◆ **TASK OBJECTIVE**: Pick out the lines in the listing below that contain the word "power" and copy them.

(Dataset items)
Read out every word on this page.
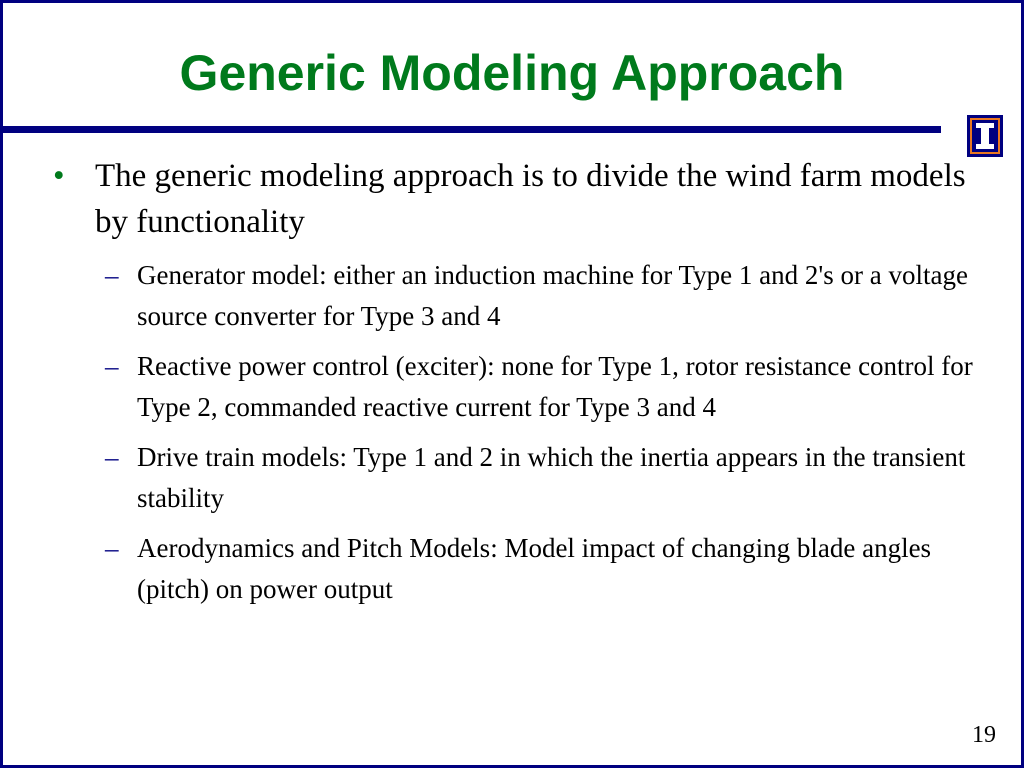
Generic Modeling Approach
• The generic modeling approach is to divide the wind farm models by functionality
– Generator model: either an induction machine for Type 1 and 2's or a voltage source converter for Type 3 and 4
– Reactive power control (exciter): none for Type 1, rotor resistance control for Type 2, commanded reactive current for Type 3 and 4
– Drive train models: Type 1 and 2 in which the inertia appears in the transient stability
– Aerodynamics and Pitch Models: Model impact of changing blade angles (pitch) on power output
19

◆ **TASK RESPONSE**:
– Reactive power control (exciter): none for Type 1, rotor resistance control for Type 2, commanded reactive current for Type 3 and 4
– Aerodynamics and Pitch Models: Model impact of changing blade angles (pitch) on power output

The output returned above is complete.